*Kutipan Teks*
------------------------------

EMPAT LAWANG (21/5/2026) – Tingginya curah hujan sejak pagi mengakibatkan jembatan gantung sepanjang 40 meter yang menghubungkan Talang Lubuk Tapang dengan Dusun Peraduan Ijut, Desa Babatan, Kecamatan Lintang Kanan, putus total pada pukul 11.20 WIB. Infrastruktur yang dibangun pada masa Pemerintahan Lesung Batu Kades Riadi, pada tahun 2022 ini ambruk setelah tidak mampu menahan terjangan arus deras Sungai Lintang Kanan bagian hulu, ditambah tumpukan material sampah yang tersangkut pada kawat seling bagian bawah jembatan.

------------------------------

Entri data hasil ekstraksi
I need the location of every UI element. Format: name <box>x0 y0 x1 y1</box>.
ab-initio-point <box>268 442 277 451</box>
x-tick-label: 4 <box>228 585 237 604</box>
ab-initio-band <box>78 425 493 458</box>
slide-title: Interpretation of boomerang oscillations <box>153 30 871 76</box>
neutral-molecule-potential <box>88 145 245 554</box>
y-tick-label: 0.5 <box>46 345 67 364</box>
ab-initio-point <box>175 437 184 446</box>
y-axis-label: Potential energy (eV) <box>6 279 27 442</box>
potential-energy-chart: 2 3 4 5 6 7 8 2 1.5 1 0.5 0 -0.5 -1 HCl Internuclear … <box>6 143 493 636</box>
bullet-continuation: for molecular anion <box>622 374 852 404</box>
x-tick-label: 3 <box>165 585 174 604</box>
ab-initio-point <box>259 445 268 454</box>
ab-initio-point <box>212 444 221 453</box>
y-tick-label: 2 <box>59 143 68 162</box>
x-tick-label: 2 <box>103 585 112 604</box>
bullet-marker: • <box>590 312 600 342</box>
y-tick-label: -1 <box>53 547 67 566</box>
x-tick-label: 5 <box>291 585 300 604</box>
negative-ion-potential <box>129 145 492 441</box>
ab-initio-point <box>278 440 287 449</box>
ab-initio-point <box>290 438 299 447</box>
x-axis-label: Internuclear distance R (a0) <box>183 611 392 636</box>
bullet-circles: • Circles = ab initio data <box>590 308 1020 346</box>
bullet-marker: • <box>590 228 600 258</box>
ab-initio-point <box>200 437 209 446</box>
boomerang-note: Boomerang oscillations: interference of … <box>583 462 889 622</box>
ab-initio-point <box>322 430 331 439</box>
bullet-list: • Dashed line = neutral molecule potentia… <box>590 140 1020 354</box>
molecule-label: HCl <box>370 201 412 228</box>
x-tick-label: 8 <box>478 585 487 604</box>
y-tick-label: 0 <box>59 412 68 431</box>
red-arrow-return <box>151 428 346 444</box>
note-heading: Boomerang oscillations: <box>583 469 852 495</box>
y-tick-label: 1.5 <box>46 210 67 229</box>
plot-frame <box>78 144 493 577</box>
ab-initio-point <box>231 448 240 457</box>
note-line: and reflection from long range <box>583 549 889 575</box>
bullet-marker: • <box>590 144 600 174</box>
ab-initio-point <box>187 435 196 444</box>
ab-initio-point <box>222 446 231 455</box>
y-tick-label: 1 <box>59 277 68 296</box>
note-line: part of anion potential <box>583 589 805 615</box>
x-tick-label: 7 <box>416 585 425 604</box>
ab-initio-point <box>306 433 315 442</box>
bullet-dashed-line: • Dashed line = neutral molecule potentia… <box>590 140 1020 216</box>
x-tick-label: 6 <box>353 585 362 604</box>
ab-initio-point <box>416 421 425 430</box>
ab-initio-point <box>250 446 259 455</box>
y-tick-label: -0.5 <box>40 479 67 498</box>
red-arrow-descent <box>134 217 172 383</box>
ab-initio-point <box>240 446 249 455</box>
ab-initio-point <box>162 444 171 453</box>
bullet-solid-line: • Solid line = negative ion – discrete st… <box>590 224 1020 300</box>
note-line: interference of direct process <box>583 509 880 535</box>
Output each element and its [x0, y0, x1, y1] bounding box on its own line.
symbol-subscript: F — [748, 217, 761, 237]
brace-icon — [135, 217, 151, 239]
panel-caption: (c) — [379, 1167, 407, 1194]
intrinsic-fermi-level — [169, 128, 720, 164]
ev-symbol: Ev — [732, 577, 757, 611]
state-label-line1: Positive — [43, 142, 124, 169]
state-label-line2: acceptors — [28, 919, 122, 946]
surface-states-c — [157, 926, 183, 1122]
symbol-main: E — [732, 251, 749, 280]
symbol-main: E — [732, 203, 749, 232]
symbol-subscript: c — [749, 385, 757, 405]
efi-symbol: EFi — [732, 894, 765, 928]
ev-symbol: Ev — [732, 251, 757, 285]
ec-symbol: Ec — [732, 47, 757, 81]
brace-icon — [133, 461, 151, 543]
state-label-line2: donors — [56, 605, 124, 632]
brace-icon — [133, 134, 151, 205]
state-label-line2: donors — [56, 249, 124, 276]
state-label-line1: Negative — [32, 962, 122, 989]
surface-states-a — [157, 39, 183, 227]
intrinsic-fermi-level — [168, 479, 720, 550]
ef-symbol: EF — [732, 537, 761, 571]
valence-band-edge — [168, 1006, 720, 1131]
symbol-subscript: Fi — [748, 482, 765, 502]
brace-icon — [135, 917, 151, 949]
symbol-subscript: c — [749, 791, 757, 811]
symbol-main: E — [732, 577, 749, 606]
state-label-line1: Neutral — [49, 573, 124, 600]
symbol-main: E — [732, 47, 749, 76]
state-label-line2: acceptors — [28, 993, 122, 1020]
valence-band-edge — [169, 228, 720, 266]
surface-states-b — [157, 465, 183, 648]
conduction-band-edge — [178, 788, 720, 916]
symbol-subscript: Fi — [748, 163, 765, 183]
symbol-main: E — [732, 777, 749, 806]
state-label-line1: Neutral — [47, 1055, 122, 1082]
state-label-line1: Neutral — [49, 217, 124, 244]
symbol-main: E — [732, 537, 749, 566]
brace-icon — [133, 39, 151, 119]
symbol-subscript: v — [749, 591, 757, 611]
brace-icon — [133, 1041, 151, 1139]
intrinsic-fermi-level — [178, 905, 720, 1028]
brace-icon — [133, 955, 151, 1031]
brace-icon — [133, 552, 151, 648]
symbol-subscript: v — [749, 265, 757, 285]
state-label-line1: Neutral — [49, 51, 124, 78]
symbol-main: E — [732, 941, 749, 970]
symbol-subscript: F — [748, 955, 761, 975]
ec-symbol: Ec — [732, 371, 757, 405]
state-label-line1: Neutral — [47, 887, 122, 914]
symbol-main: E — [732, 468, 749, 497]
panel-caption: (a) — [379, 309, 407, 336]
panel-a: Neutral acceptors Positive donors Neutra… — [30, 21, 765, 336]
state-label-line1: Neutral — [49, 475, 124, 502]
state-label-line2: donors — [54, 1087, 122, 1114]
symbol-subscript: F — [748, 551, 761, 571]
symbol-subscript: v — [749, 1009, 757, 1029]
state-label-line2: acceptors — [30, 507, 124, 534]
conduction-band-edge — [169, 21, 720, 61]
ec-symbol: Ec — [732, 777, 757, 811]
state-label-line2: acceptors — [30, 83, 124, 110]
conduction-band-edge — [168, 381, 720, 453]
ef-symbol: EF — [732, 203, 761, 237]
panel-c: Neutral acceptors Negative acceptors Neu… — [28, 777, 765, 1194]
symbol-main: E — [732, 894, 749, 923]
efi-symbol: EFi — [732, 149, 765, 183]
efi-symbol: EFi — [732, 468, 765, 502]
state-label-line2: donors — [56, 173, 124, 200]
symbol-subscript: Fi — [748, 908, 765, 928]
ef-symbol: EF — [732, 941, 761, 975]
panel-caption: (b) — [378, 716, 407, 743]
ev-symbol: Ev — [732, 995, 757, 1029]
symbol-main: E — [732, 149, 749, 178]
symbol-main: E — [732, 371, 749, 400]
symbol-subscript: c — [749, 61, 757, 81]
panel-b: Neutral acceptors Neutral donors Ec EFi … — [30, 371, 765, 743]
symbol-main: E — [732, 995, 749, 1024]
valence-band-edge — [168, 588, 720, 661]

------------------------------

*Daftar Tugas*
1. Tulis ulang bagian dari berita jembatan gantung itu, mulai dari kata-kata yang memuat "EMPAT LAWANG (21/5/2026)" dan berhenti setelah "bagian bawah jembatan.".
2. Menurut berita jembatan gantung itu, pukul berapa jembatan tersebut putus total?

*Kumpulan Jawaban*
1.
EMPAT LAWANG (21/5/2026) – Tingginya curah hujan sejak pagi mengakibatkan jembatan gantung sepanjang 40 meter yang menghubungkan Talang Lubuk Tapang dengan Dusun Peraduan Ijut, Desa Babatan, Kecamatan Lintang Kanan, putus total pada pukul 11.20 WIB. Infrastruktur yang dibangun pada masa Pemerintahan Lesung Batu Kades Riadi, pada tahun 2022 ini ambruk setelah tidak mampu menahan terjangan arus deras Sungai Lintang Kanan bagian hulu, ditambah tumpukan material sampah yang tersangkut pada kawat seling bagian bawah jembatan.

2. Pukul 11.20 WIB.